- [Stated goal] Scan the entries below for the word "τους". Copy each line that has it.

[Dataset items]
►

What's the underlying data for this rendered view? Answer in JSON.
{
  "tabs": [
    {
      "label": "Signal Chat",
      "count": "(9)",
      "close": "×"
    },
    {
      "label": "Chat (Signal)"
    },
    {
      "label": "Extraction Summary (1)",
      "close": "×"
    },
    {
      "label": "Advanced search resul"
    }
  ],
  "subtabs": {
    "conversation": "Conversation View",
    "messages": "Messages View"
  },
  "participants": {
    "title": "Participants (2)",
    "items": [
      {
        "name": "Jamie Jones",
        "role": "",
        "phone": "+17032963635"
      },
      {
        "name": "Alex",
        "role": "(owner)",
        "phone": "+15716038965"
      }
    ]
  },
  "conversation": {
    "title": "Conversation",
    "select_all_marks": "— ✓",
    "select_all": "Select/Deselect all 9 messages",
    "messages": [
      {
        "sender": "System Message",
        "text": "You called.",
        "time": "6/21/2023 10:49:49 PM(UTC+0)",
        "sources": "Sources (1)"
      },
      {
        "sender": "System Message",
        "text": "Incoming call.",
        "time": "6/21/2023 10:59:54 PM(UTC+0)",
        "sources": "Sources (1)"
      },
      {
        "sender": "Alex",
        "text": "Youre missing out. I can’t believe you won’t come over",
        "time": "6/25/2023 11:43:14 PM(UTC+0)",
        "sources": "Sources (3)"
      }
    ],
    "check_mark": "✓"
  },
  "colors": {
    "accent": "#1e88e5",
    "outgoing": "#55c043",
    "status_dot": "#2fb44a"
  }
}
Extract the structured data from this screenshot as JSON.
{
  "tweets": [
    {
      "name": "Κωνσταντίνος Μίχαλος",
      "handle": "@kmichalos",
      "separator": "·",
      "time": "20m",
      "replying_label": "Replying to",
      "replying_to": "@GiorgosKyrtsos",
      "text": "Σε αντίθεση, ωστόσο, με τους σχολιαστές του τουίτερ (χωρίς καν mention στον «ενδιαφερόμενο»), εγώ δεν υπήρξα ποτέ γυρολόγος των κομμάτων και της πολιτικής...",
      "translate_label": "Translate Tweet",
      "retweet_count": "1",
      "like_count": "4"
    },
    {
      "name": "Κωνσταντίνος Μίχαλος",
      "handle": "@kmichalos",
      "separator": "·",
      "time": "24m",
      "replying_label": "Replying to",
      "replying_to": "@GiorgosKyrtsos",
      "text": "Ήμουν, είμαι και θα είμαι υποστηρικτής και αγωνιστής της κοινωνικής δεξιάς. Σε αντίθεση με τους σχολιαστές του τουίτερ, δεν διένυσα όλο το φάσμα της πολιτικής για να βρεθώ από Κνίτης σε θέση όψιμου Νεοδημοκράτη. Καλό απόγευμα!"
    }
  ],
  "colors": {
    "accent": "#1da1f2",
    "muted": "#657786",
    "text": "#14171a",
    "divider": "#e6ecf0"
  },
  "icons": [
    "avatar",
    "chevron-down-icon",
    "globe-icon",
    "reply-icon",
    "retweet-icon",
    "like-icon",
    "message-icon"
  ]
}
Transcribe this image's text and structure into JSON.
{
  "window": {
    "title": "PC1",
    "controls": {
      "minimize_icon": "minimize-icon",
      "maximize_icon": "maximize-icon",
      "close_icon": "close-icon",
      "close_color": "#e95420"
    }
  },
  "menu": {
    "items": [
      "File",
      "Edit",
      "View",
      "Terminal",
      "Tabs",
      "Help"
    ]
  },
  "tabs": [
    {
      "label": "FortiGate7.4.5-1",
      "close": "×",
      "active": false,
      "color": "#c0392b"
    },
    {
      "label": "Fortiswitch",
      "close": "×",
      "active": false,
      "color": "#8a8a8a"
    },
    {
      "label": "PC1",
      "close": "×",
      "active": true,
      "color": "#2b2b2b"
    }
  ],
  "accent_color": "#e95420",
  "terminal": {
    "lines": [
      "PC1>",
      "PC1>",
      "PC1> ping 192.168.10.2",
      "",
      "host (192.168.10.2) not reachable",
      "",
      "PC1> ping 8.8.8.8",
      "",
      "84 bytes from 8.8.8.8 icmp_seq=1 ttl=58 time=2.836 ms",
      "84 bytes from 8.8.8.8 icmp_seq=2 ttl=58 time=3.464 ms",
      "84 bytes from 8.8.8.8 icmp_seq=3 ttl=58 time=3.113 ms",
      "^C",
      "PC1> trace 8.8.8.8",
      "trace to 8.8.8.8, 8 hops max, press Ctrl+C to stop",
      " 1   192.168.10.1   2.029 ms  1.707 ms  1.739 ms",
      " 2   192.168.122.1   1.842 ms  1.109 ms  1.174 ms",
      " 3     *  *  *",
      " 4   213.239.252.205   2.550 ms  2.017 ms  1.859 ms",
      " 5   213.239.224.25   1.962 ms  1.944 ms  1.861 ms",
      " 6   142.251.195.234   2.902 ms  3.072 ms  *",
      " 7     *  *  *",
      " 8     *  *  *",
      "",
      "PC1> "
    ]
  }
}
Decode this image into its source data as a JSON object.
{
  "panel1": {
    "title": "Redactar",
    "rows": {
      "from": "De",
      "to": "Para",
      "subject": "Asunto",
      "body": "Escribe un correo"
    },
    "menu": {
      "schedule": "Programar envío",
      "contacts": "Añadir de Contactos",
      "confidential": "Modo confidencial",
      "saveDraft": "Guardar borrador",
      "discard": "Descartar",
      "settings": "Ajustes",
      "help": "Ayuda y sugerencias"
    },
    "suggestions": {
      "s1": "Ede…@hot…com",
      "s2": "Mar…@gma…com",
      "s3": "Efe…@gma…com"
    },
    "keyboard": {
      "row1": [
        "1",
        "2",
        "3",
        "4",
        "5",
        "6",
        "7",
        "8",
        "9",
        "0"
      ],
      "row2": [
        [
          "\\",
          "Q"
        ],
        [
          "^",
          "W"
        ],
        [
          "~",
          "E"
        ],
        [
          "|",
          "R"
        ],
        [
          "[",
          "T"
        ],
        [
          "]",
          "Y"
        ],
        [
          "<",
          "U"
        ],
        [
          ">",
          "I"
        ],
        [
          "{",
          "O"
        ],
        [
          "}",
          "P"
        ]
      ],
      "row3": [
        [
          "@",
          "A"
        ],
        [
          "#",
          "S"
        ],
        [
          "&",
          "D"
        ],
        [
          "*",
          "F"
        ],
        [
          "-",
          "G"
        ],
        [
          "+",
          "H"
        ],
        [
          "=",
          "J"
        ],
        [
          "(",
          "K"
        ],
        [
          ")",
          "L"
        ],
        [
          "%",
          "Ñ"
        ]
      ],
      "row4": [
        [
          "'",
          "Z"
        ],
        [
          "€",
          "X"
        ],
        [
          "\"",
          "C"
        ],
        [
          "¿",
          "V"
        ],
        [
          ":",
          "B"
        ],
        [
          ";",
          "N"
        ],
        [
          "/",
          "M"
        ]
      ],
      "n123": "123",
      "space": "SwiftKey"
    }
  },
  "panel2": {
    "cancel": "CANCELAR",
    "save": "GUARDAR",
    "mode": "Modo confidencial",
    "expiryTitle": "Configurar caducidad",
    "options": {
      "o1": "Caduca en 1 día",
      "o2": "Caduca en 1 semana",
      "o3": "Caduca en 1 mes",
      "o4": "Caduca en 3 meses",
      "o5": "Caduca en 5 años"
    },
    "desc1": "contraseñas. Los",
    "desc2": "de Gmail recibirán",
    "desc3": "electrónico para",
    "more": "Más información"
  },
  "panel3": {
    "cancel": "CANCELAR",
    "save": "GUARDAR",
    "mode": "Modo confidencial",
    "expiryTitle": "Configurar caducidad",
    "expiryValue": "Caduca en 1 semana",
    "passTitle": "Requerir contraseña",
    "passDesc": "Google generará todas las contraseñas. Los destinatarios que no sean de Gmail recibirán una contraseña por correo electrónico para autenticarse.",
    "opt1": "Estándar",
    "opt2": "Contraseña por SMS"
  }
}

◄

- [Answer to this exercise]
      "text": "Σε αντίθεση, ωστόσο, με τους σχολιαστές του τουίτερ (χωρίς καν mention στον «ενδιαφερόμενο»), εγώ δεν υπήρξα ποτέ γυρολόγος των κομμάτων και της πολιτικής...",
      "text": "Ήμουν, είμαι και θα είμαι υποστηρικτής και αγωνιστής της κοινωνικής δεξιάς. Σε αντίθεση με τους σχολιαστές του τουίτερ, δεν διένυσα όλο το φάσμα της πολιτικής για να βρεθώ από Κνίτης σε θέση όψιμου Νεοδημοκράτη. Καλό απόγευμα!"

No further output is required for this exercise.